PROMPT: Which lines of the data include the string "treatment"? List them all.
[EXTRACTED DATA — start]
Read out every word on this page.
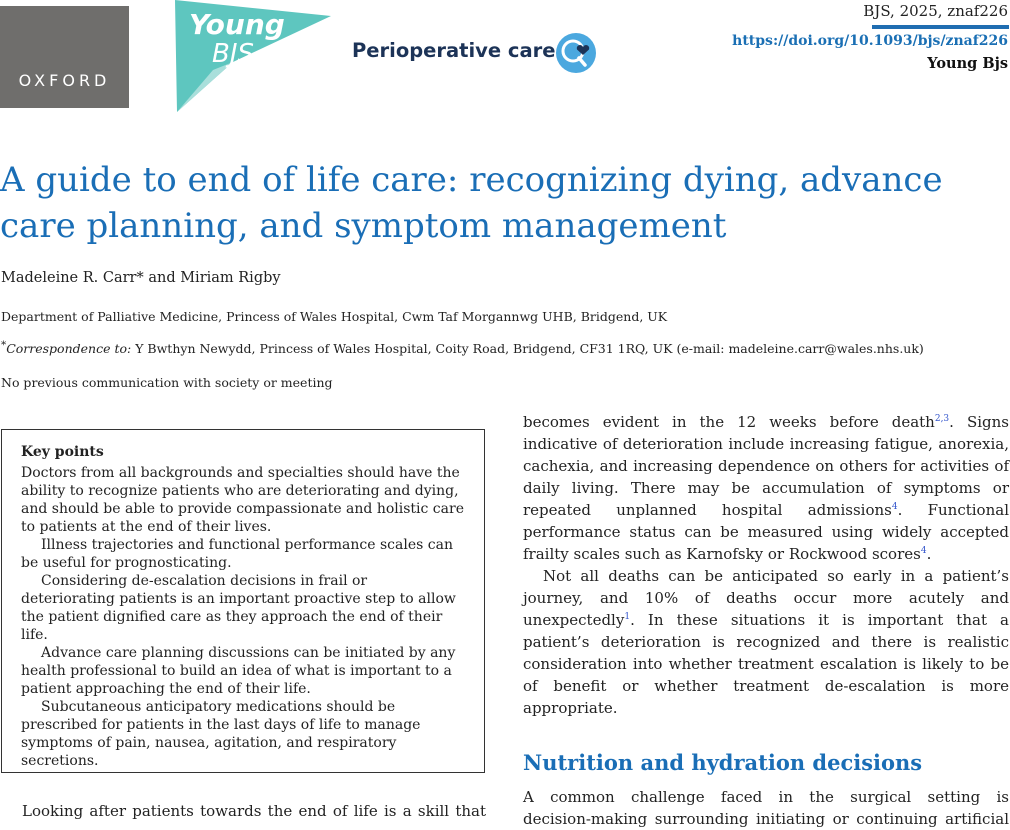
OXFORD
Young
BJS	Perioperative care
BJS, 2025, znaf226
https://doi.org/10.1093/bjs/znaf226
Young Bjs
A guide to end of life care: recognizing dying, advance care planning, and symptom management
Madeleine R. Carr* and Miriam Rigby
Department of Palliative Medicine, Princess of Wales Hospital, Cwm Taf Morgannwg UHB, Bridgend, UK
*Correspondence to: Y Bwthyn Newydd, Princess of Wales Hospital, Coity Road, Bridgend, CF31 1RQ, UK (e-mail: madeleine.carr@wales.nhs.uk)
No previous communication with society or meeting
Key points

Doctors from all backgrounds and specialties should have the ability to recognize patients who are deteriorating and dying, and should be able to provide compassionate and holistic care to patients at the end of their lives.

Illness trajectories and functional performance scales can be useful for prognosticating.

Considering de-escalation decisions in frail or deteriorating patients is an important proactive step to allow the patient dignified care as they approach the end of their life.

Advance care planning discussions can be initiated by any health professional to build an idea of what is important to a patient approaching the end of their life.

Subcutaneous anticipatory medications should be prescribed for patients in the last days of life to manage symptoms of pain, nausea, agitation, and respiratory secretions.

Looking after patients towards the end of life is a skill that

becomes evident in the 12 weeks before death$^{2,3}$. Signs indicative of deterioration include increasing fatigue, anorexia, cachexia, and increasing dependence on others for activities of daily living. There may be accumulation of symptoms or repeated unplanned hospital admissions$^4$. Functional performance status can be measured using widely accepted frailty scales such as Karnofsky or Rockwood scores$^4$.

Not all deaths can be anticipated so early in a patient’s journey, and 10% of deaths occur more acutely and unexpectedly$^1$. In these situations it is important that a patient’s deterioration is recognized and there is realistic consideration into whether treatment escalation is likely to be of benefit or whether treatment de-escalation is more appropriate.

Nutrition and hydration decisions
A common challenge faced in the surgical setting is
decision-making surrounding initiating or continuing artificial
[EXTRACTED DATA — finish]
[EXTRACTED DATA — start]
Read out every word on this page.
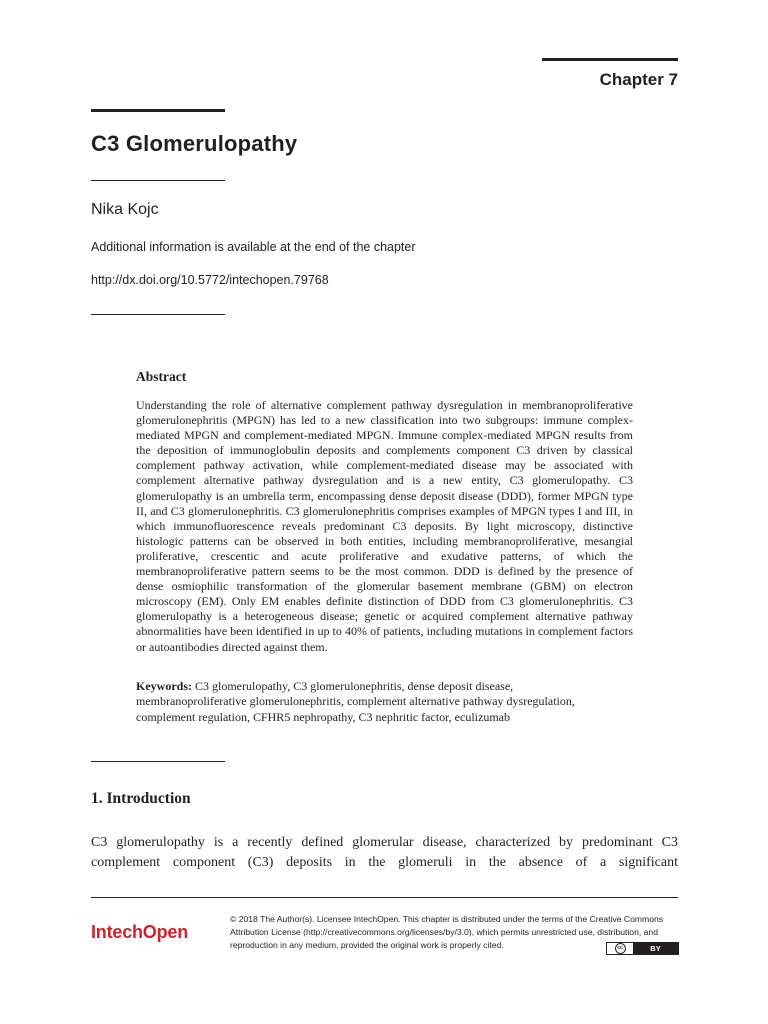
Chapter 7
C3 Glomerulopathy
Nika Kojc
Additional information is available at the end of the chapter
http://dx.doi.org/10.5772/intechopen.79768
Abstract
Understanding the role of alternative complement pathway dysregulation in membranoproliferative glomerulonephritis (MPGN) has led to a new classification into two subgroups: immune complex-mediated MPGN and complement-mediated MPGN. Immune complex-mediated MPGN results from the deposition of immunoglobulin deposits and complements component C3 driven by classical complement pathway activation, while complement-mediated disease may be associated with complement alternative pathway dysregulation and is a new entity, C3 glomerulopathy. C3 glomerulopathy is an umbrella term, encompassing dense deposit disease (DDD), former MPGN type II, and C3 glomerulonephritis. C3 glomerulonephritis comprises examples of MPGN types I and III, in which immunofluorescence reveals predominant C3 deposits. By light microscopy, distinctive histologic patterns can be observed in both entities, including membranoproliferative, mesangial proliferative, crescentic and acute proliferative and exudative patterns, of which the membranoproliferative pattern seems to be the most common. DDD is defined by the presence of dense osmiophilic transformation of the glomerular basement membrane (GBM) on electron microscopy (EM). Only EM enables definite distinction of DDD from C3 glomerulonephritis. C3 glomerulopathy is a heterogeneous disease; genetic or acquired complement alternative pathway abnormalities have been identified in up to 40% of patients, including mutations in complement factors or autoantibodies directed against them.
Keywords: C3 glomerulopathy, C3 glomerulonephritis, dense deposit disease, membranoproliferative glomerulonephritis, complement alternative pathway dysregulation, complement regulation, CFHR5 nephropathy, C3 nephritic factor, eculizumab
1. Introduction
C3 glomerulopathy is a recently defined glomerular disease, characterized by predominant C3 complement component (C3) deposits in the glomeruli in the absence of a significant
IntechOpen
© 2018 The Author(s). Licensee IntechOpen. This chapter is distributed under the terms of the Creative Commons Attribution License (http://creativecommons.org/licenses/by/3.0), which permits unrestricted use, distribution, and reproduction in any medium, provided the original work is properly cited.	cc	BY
[EXTRACTED DATA — finish]
[EXTRACTED DATA — start]
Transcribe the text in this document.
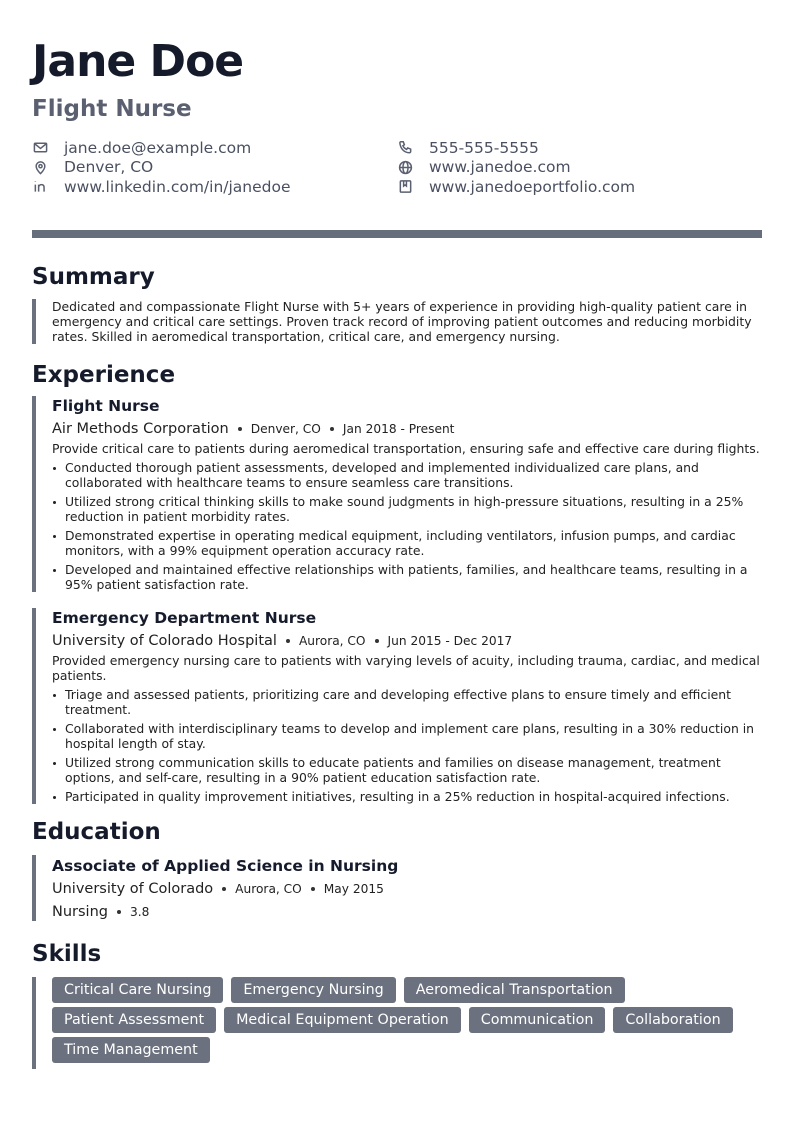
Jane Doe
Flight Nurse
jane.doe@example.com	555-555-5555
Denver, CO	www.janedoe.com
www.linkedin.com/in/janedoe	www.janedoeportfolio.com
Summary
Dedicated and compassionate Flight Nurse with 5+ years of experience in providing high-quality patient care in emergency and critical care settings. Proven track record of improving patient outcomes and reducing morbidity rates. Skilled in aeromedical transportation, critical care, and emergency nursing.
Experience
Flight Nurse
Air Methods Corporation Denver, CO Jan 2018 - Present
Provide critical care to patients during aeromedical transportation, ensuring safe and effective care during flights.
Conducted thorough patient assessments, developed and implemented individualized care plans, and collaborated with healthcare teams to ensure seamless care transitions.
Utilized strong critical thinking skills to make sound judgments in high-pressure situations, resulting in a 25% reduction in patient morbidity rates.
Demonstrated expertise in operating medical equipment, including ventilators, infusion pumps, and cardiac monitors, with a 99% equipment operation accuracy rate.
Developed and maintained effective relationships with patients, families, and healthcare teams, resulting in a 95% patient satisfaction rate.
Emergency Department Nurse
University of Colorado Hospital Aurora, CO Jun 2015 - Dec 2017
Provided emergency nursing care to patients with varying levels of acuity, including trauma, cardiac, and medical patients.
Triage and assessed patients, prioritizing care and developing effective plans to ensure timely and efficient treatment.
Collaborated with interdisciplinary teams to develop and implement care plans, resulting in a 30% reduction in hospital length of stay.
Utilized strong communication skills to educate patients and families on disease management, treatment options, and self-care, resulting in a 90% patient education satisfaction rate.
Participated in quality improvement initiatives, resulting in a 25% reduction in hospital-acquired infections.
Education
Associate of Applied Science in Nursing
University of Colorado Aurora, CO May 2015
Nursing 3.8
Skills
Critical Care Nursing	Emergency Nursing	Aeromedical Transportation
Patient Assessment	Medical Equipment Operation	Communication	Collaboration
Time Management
[EXTRACTED DATA — finish]
ANSWER BELOW:
Not all deaths can be anticipated so early in a patient’s journey, and 10% of deaths occur more acutely and unexpectedly$^1$. In these situations it is important that a patient’s deterioration is recognized and there is realistic consideration into whether treatment escalation is likely to be of benefit or whether treatment de-escalation is more appropriate.
Triage and assessed patients, prioritizing care and developing effective plans to ensure timely and efficient treatment.
Utilized strong communication skills to educate patients and families on disease management, treatment options, and self-care, resulting in a 90% patient education satisfaction rate.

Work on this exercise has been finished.